Task statement: Word for word, retype every entry in the listing.

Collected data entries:
= = = = = = =
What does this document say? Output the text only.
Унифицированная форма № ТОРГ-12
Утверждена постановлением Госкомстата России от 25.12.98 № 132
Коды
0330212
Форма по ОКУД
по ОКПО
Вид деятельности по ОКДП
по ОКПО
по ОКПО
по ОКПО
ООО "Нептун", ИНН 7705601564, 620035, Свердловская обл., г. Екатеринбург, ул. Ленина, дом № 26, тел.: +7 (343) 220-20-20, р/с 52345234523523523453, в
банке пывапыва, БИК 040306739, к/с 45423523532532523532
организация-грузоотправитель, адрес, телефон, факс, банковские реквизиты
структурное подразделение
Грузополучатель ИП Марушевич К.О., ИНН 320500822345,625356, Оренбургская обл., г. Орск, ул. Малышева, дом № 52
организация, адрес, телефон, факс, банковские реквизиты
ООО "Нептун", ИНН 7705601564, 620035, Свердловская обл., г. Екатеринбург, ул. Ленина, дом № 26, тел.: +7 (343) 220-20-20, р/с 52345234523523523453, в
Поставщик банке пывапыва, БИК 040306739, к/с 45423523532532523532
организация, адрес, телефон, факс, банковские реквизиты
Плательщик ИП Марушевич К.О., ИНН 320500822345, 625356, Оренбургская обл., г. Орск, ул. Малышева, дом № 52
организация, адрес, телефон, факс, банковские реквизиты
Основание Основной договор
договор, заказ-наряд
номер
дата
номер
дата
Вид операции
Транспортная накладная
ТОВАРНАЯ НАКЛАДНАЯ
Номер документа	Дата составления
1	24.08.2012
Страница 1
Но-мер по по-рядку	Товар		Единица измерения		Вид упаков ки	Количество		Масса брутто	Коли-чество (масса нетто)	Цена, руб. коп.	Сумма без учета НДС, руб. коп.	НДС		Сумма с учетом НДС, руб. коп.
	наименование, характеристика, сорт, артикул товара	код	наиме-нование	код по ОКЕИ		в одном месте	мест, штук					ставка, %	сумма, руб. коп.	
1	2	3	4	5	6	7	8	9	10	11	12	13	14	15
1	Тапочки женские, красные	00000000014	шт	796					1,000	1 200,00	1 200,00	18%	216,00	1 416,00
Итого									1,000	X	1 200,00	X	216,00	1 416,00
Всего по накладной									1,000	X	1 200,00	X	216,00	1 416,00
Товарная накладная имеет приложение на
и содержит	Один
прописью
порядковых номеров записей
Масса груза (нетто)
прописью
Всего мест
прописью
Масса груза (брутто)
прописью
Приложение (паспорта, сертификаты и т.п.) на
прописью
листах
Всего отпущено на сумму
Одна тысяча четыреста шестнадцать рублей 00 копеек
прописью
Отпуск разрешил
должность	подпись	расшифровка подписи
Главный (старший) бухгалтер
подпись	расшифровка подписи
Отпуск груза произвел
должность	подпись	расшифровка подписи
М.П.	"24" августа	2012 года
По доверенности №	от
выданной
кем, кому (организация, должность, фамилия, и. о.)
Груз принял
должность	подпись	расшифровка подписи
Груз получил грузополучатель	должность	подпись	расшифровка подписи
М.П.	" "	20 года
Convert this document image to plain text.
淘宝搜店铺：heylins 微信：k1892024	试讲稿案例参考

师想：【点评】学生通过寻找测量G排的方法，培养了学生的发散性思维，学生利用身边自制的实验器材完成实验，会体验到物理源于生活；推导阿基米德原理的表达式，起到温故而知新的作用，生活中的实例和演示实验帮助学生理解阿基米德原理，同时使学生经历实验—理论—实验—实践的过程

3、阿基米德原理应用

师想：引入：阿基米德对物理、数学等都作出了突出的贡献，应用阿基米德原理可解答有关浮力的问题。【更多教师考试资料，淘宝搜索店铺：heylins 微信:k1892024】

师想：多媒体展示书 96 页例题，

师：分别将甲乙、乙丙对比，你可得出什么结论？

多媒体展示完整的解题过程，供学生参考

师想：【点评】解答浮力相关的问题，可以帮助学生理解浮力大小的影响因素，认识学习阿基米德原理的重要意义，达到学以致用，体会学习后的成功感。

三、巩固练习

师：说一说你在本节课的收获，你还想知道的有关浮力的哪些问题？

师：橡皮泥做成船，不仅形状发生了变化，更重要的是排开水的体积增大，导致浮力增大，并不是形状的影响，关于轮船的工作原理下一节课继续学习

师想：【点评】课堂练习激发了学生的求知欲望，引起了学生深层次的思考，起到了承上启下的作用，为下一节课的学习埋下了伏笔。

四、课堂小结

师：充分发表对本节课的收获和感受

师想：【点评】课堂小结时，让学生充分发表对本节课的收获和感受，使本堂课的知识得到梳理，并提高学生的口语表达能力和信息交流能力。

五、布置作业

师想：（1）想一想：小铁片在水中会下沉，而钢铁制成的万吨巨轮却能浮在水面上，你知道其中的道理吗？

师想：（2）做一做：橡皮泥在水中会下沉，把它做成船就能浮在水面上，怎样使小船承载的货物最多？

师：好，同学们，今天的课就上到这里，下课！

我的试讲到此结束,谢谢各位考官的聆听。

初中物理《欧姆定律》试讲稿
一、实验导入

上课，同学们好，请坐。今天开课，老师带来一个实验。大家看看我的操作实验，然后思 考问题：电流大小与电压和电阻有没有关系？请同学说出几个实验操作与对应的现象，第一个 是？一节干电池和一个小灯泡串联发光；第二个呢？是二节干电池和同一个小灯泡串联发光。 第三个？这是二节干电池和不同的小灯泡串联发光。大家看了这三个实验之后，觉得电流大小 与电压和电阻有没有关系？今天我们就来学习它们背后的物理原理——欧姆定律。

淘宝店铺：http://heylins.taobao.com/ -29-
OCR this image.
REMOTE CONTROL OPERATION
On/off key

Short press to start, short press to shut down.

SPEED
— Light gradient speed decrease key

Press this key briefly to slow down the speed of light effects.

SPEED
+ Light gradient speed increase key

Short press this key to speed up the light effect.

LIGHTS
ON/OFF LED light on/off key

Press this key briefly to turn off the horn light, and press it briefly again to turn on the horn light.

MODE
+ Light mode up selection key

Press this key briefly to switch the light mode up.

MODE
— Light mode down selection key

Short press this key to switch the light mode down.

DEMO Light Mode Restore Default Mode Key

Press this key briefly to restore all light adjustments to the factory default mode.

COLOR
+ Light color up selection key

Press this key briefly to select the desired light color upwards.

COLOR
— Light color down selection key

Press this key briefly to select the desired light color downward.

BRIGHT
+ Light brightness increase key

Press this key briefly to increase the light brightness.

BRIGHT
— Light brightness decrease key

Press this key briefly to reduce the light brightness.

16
= = = = = = =
Task result:
What does this document say? Output the text only.
Унифицированная форма № ТОРГ-12
Утверждена постановлением Госкомстата России от 25.12.98 № 132
Коды
0330212
Форма по ОКУД
по ОКПО
Вид деятельности по ОКДП
по ОКПО
по ОКПО
по ОКПО
ООО "Нептун", ИНН 7705601564, 620035, Свердловская обл., г. Екатеринбург, ул. Ленина, дом № 26, тел.: +7 (343) 220-20-20, р/с 52345234523523523453, в
банке пывапыва, БИК 040306739, к/с 45423523532532523532
организация-грузоотправитель, адрес, телефон, факс, банковские реквизиты
структурное подразделение
Грузополучатель ИП Марушевич К.О., ИНН 320500822345,625356, Оренбургская обл., г. Орск, ул. Малышева, дом № 52
организация, адрес, телефон, факс, банковские реквизиты
ООО "Нептун", ИНН 7705601564, 620035, Свердловская обл., г. Екатеринбург, ул. Ленина, дом № 26, тел.: +7 (343) 220-20-20, р/с 52345234523523523453, в
Поставщик банке пывапыва, БИК 040306739, к/с 45423523532532523532
организация, адрес, телефон, факс, банковские реквизиты
Плательщик ИП Марушевич К.О., ИНН 320500822345, 625356, Оренбургская обл., г. Орск, ул. Малышева, дом № 52
организация, адрес, телефон, факс, банковские реквизиты
Основание Основной договор
договор, заказ-наряд
номер
дата
номер
дата
Вид операции
Транспортная накладная
ТОВАРНАЯ НАКЛАДНАЯ
Номер документа	Дата составления
1	24.08.2012
Страница 1
Но-мер по по-рядку	Товар		Единица измерения		Вид упаков ки	Количество		Масса брутто	Коли-чество (масса нетто)	Цена, руб. коп.	Сумма без учета НДС, руб. коп.	НДС		Сумма с учетом НДС, руб. коп.
	наименование, характеристика, сорт, артикул товара	код	наиме-нование	код по ОКЕИ		в одном месте	мест, штук					ставка, %	сумма, руб. коп.	
1	2	3	4	5	6	7	8	9	10	11	12	13	14	15
1	Тапочки женские, красные	00000000014	шт	796					1,000	1 200,00	1 200,00	18%	216,00	1 416,00
Итого									1,000	X	1 200,00	X	216,00	1 416,00
Всего по накладной									1,000	X	1 200,00	X	216,00	1 416,00
Товарная накладная имеет приложение на
и содержит	Один
прописью
порядковых номеров записей
Масса груза (нетто)
прописью
Всего мест
прописью
Масса груза (брутто)
прописью
Приложение (паспорта, сертификаты и т.п.) на
прописью
листах
Всего отпущено на сумму
Одна тысяча четыреста шестнадцать рублей 00 копеек
прописью
Отпуск разрешил
должность	подпись	расшифровка подписи
Главный (старший) бухгалтер
подпись	расшифровка подписи
Отпуск груза произвел
должность	подпись	расшифровка подписи
М.П.	"24" августа	2012 года
По доверенности №	от
выданной
кем, кому (организация, должность, фамилия, и. о.)
Груз принял
должность	подпись	расшифровка подписи
Груз получил грузополучатель	должность	подпись	расшифровка подписи
М.П.	" "	20 года
Convert this document image to plain text.
淘宝搜店铺：heylins 微信：k1892024	试讲稿案例参考

师想：【点评】学生通过寻找测量G排的方法，培养了学生的发散性思维，学生利用身边自制的实验器材完成实验，会体验到物理源于生活；推导阿基米德原理的表达式，起到温故而知新的作用，生活中的实例和演示实验帮助学生理解阿基米德原理，同时使学生经历实验—理论—实验—实践的过程

3、阿基米德原理应用

师想：引入：阿基米德对物理、数学等都作出了突出的贡献，应用阿基米德原理可解答有关浮力的问题。【更多教师考试资料，淘宝搜索店铺：heylins 微信:k1892024】

师想：多媒体展示书 96 页例题，

师：分别将甲乙、乙丙对比，你可得出什么结论？

多媒体展示完整的解题过程，供学生参考

师想：【点评】解答浮力相关的问题，可以帮助学生理解浮力大小的影响因素，认识学习阿基米德原理的重要意义，达到学以致用，体会学习后的成功感。

三、巩固练习

师：说一说你在本节课的收获，你还想知道的有关浮力的哪些问题？

师：橡皮泥做成船，不仅形状发生了变化，更重要的是排开水的体积增大，导致浮力增大，并不是形状的影响，关于轮船的工作原理下一节课继续学习

师想：【点评】课堂练习激发了学生的求知欲望，引起了学生深层次的思考，起到了承上启下的作用，为下一节课的学习埋下了伏笔。

四、课堂小结

师：充分发表对本节课的收获和感受

师想：【点评】课堂小结时，让学生充分发表对本节课的收获和感受，使本堂课的知识得到梳理，并提高学生的口语表达能力和信息交流能力。

五、布置作业

师想：（1）想一想：小铁片在水中会下沉，而钢铁制成的万吨巨轮却能浮在水面上，你知道其中的道理吗？

师想：（2）做一做：橡皮泥在水中会下沉，把它做成船就能浮在水面上，怎样使小船承载的货物最多？

师：好，同学们，今天的课就上到这里，下课！

我的试讲到此结束,谢谢各位考官的聆听。

初中物理《欧姆定律》试讲稿
一、实验导入

上课，同学们好，请坐。今天开课，老师带来一个实验。大家看看我的操作实验，然后思 考问题：电流大小与电压和电阻有没有关系？请同学说出几个实验操作与对应的现象，第一个 是？一节干电池和一个小灯泡串联发光；第二个呢？是二节干电池和同一个小灯泡串联发光。 第三个？这是二节干电池和不同的小灯泡串联发光。大家看了这三个实验之后，觉得电流大小 与电压和电阻有没有关系？今天我们就来学习它们背后的物理原理——欧姆定律。

淘宝店铺：http://heylins.taobao.com/ -29-
OCR this image.
REMOTE CONTROL OPERATION
On/off key

Short press to start, short press to shut down.

SPEED
— Light gradient speed decrease key

Press this key briefly to slow down the speed of light effects.

SPEED
+ Light gradient speed increase key

Short press this key to speed up the light effect.

LIGHTS
ON/OFF LED light on/off key

Press this key briefly to turn off the horn light, and press it briefly again to turn on the horn light.

MODE
+ Light mode up selection key

Press this key briefly to switch the light mode up.

MODE
— Light mode down selection key

Short press this key to switch the light mode down.

DEMO Light Mode Restore Default Mode Key

Press this key briefly to restore all light adjustments to the factory default mode.

COLOR
+ Light color up selection key

Press this key briefly to select the desired light color upwards.

COLOR
— Light color down selection key

Press this key briefly to select the desired light color downward.

BRIGHT
+ Light brightness increase key

Press this key briefly to increase the light brightness.

BRIGHT
— Light brightness decrease key

Press this key briefly to reduce the light brightness.

16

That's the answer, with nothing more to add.